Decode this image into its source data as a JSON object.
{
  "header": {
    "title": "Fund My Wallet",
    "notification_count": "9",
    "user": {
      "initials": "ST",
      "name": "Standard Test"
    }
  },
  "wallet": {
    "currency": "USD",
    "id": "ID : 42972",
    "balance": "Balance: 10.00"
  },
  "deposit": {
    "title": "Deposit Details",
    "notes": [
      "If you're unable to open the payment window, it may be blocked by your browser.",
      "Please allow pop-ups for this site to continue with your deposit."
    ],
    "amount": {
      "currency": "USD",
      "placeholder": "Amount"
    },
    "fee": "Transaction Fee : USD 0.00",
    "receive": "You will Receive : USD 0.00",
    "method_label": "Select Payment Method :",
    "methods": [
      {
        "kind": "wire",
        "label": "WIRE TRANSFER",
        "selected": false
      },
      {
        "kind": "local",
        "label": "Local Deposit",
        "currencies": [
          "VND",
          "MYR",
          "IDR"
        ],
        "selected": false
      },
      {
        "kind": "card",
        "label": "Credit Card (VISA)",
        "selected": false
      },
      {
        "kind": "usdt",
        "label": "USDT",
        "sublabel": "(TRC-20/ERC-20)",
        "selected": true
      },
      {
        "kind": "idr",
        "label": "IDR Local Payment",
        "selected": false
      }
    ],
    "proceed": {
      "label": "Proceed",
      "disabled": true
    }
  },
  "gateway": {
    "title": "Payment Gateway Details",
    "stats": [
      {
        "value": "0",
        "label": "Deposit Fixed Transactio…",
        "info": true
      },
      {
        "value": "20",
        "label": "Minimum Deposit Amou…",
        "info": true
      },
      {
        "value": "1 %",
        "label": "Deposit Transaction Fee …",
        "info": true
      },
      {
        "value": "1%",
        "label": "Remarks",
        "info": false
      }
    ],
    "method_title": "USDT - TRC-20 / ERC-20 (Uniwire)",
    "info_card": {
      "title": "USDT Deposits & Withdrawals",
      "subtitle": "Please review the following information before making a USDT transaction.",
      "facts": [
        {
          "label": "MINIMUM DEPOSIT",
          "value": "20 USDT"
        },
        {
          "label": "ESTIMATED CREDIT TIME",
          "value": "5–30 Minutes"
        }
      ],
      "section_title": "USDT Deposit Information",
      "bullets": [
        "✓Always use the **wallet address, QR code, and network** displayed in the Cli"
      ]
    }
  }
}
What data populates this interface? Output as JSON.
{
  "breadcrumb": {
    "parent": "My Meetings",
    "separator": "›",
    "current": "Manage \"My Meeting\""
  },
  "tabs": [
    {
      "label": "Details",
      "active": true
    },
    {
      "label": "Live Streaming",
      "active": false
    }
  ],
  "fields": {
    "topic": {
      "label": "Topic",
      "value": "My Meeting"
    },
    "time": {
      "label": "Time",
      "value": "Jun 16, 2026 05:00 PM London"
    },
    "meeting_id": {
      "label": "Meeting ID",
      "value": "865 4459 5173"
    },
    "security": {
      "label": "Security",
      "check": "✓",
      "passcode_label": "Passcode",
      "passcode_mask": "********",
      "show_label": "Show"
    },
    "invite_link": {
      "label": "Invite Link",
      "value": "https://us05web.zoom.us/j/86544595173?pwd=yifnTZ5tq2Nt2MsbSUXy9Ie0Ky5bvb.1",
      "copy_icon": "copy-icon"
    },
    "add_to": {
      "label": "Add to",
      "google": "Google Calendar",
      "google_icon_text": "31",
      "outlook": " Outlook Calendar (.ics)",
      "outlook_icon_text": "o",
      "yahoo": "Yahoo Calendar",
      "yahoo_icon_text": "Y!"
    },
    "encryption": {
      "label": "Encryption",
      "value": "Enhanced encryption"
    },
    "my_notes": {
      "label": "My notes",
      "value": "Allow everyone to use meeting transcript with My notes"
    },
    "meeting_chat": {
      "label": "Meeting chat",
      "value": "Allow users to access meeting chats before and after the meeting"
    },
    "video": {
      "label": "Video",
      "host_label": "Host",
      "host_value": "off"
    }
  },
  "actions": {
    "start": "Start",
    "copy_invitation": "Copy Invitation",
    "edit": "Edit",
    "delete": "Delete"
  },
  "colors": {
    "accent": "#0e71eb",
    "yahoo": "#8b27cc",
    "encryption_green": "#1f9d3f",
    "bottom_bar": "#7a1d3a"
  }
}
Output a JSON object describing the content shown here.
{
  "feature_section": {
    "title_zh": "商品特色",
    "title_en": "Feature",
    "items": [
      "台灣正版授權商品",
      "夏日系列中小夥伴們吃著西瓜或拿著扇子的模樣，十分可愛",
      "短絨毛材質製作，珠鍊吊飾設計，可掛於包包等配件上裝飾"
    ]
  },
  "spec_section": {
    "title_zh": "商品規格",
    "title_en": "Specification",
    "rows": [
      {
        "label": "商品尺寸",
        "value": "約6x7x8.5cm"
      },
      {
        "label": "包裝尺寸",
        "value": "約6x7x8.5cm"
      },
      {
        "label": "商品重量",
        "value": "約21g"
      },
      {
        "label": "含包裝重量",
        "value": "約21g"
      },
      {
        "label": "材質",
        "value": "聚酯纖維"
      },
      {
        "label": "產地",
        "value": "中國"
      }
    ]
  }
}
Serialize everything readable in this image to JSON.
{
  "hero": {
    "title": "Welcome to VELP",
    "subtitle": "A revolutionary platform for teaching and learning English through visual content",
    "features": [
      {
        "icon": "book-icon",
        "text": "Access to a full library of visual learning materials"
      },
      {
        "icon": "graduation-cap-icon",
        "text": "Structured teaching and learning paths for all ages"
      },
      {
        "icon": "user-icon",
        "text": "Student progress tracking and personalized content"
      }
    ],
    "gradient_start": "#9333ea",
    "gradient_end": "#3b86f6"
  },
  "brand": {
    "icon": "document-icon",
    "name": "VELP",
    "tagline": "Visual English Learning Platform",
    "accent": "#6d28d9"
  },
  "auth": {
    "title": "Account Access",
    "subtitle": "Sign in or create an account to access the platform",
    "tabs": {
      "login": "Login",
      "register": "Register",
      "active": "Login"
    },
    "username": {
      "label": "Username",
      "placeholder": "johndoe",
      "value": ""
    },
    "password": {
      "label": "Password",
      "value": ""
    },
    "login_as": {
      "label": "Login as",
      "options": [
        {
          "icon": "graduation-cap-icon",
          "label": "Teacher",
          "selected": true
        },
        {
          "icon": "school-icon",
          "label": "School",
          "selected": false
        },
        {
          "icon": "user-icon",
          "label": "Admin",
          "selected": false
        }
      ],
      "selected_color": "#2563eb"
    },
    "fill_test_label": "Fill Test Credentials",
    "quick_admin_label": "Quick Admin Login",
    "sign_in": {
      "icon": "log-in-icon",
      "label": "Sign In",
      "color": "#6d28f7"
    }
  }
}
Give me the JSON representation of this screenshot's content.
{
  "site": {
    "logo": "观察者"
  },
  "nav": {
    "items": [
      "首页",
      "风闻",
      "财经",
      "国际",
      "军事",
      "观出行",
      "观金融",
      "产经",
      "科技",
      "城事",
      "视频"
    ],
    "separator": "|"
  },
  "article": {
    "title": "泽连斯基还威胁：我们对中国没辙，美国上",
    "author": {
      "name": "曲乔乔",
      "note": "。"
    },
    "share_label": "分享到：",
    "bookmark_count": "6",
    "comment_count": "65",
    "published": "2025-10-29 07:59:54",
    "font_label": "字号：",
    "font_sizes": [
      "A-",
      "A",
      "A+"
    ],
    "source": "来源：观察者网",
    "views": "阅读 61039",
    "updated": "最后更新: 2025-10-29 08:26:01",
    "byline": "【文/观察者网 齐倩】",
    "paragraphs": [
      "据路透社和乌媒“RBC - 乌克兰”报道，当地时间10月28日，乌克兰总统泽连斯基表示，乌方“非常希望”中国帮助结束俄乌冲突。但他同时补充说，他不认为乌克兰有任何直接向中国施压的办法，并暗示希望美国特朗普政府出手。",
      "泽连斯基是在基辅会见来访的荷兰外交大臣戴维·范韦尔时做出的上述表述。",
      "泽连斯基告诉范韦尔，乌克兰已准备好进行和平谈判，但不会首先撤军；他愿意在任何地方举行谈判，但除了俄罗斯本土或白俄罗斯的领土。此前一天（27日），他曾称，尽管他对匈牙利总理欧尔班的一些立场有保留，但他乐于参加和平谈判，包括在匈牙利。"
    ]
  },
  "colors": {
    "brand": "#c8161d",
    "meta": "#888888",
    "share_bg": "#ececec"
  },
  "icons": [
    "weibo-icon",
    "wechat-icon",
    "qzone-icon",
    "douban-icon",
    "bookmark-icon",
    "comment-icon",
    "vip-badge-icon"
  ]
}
##############################
» **EXERCISE**: Copy each line in the data that holds the word "Admin".

» **OUTPUT BELOW**:
          "label": "Admin",
    "quick_admin_label": "Quick Admin Login",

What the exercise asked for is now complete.